Data extracted from a collection
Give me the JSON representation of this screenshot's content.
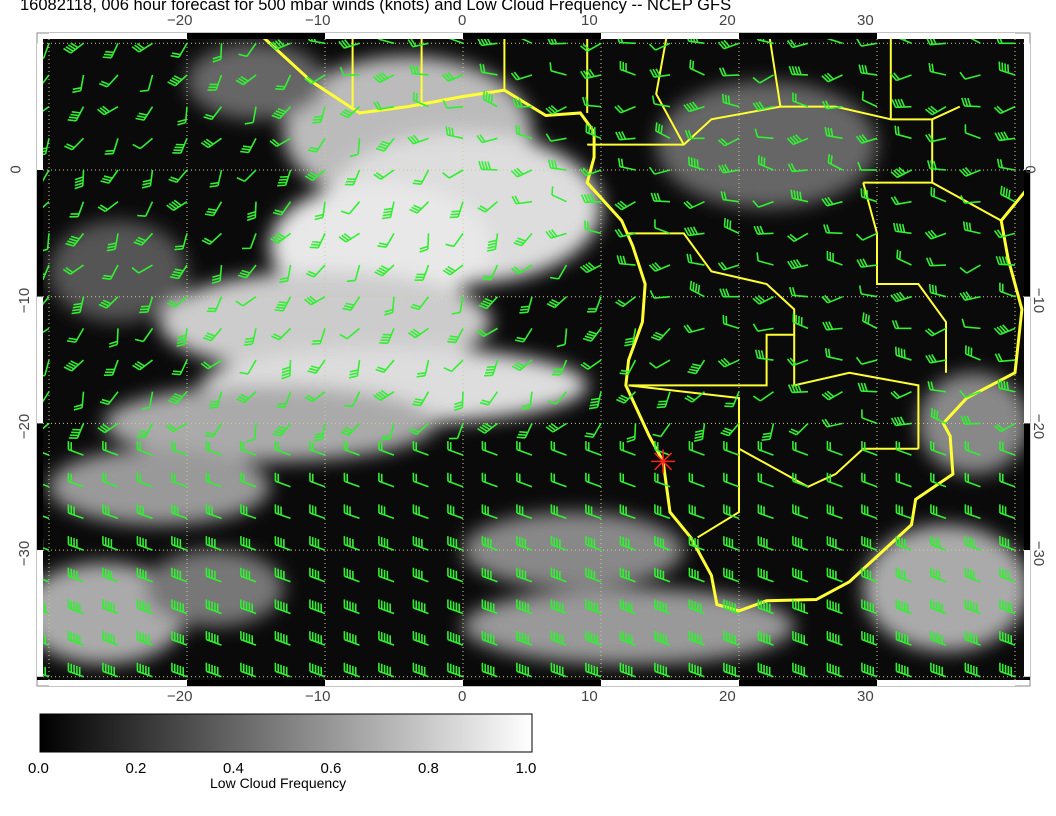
{
  "title": "16082118, 006 hour forecast for 500 mbar winds (knots) and Low Cloud Frequency -- NCEP GFS",
  "map": {
    "lon_ticks": [
      "−20",
      "−10",
      "0",
      "10",
      "20",
      "30"
    ],
    "lat_ticks": [
      "0",
      "−10",
      "−20",
      "−30"
    ],
    "lon_range": [
      -31,
      41
    ],
    "lat_range": [
      11,
      -40.5
    ],
    "coastline_color": "#ffff33",
    "wind_barb_color": "#33ee33",
    "marker": {
      "symbol": "red-star",
      "lon": 14.5,
      "lat": -23,
      "color": "#ff2020"
    }
  },
  "colorbar": {
    "label": "Low Cloud Frequency",
    "ticks": [
      "0.0",
      "0.2",
      "0.4",
      "0.6",
      "0.8",
      "1.0"
    ],
    "range": [
      0,
      1
    ],
    "colors": [
      "#000000",
      "#ffffff"
    ]
  }
}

## DESCRIPTION OF THE TASK
Extract the entries in full, exactly as they are, minus the pictures.

## RESPONSE TO THIS TASK
Give me the JSON representation of this screenshot's content.
{
  "title": "16082118, 006 hour forecast for 500 mbar winds (knots) and Low Cloud Frequency -- NCEP GFS",
  "map": {
    "lon_ticks": [
      "−20",
      "−10",
      "0",
      "10",
      "20",
      "30"
    ],
    "lat_ticks": [
      "0",
      "−10",
      "−20",
      "−30"
    ],
    "lon_range": [
      -31,
      41
    ],
    "lat_range": [
      11,
      -40.5
    ],
    "coastline_color": "#ffff33",
    "wind_barb_color": "#33ee33",
    "marker": {
      "symbol": "red-star",
      "lon": 14.5,
      "lat": -23,
      "color": "#ff2020"
    }
  },
  "colorbar": {
    "label": "Low Cloud Frequency",
    "ticks": [
      "0.0",
      "0.2",
      "0.4",
      "0.6",
      "0.8",
      "1.0"
    ],
    "range": [
      0,
      1
    ],
    "colors": [
      "#000000",
      "#ffffff"
    ]
  }
}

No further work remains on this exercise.